- [Exercise brief]: Copy each line of the records below without changing anything.

* Start Stored data *

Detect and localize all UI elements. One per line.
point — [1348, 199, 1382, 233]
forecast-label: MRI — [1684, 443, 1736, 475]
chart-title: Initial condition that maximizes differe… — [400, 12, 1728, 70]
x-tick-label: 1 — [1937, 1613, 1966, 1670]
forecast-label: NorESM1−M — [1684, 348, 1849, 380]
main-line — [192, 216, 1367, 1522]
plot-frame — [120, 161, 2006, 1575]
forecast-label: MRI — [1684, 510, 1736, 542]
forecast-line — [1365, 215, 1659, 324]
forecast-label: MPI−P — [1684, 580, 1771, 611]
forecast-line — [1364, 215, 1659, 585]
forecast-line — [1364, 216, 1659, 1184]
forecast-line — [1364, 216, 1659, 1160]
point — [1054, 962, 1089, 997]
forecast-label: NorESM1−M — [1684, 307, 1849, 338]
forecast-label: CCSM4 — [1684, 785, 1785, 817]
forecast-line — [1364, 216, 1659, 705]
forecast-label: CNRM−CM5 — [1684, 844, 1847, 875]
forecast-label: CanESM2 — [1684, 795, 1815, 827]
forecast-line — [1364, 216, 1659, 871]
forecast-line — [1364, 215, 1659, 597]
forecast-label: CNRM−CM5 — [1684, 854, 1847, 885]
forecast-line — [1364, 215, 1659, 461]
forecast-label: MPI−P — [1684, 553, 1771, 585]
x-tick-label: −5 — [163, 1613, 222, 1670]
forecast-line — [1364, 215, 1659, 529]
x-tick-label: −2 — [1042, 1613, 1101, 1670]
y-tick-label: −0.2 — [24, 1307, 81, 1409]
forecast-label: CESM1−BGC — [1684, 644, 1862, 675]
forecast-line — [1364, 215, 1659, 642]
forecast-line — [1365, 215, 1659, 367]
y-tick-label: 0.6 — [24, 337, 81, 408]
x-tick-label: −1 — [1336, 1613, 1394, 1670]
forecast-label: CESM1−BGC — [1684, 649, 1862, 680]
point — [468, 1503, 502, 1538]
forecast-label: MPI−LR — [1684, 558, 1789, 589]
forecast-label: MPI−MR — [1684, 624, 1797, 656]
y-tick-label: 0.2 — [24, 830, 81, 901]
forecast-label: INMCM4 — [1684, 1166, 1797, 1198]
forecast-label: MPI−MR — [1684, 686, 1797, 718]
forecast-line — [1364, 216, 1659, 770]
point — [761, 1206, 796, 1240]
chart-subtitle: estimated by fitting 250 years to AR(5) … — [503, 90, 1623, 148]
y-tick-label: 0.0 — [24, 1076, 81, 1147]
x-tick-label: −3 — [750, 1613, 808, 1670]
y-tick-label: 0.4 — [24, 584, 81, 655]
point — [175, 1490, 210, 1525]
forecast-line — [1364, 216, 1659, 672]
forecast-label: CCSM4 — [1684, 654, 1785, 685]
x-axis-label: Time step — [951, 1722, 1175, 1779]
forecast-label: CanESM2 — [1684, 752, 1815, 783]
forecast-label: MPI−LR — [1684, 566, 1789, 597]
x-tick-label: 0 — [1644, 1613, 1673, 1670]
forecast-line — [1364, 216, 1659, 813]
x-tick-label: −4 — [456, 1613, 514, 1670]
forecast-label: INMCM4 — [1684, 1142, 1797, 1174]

* End Stored data *

- [Response]:
Detect and localize all UI elements. One per line.
point — [1348, 199, 1382, 233]
forecast-label: MRI — [1684, 443, 1736, 475]
chart-title: Initial condition that maximizes differe… — [400, 12, 1728, 70]
x-tick-label: 1 — [1937, 1613, 1966, 1670]
forecast-label: NorESM1−M — [1684, 348, 1849, 380]
main-line — [192, 216, 1367, 1522]
plot-frame — [120, 161, 2006, 1575]
forecast-label: MRI — [1684, 510, 1736, 542]
forecast-line — [1365, 215, 1659, 324]
forecast-label: MPI−P — [1684, 580, 1771, 611]
forecast-line — [1364, 215, 1659, 585]
forecast-line — [1364, 216, 1659, 1184]
forecast-line — [1364, 216, 1659, 1160]
point — [1054, 962, 1089, 997]
forecast-label: NorESM1−M — [1684, 307, 1849, 338]
forecast-label: CCSM4 — [1684, 785, 1785, 817]
forecast-line — [1364, 216, 1659, 705]
forecast-label: CNRM−CM5 — [1684, 844, 1847, 875]
forecast-label: CanESM2 — [1684, 795, 1815, 827]
forecast-line — [1364, 216, 1659, 871]
forecast-line — [1364, 215, 1659, 597]
forecast-label: CNRM−CM5 — [1684, 854, 1847, 885]
forecast-line — [1364, 215, 1659, 461]
forecast-label: MPI−P — [1684, 553, 1771, 585]
x-tick-label: −5 — [163, 1613, 222, 1670]
forecast-line — [1364, 215, 1659, 529]
x-tick-label: −2 — [1042, 1613, 1101, 1670]
y-tick-label: −0.2 — [24, 1307, 81, 1409]
forecast-label: CESM1−BGC — [1684, 644, 1862, 675]
forecast-line — [1364, 215, 1659, 642]
forecast-line — [1365, 215, 1659, 367]
y-tick-label: 0.6 — [24, 337, 81, 408]
x-tick-label: −1 — [1336, 1613, 1394, 1670]
forecast-label: CESM1−BGC — [1684, 649, 1862, 680]
point — [468, 1503, 502, 1538]
forecast-label: MPI−LR — [1684, 558, 1789, 589]
forecast-label: MPI−MR — [1684, 624, 1797, 656]
y-tick-label: 0.2 — [24, 830, 81, 901]
forecast-label: INMCM4 — [1684, 1166, 1797, 1198]
forecast-label: MPI−MR — [1684, 686, 1797, 718]
forecast-line — [1364, 216, 1659, 770]
point — [761, 1206, 796, 1240]
chart-subtitle: estimated by fitting 250 years to AR(5) … — [503, 90, 1623, 148]
y-tick-label: 0.0 — [24, 1076, 81, 1147]
x-tick-label: −3 — [750, 1613, 808, 1670]
y-tick-label: 0.4 — [24, 584, 81, 655]
point — [175, 1490, 210, 1525]
forecast-line — [1364, 216, 1659, 672]
forecast-label: CCSM4 — [1684, 654, 1785, 685]
x-axis-label: Time step — [951, 1722, 1175, 1779]
forecast-label: CanESM2 — [1684, 752, 1815, 783]
forecast-label: MPI−LR — [1684, 566, 1789, 597]
x-tick-label: 0 — [1644, 1613, 1673, 1670]
forecast-line — [1364, 216, 1659, 813]
x-tick-label: −4 — [456, 1613, 514, 1670]
forecast-label: INMCM4 — [1684, 1142, 1797, 1174]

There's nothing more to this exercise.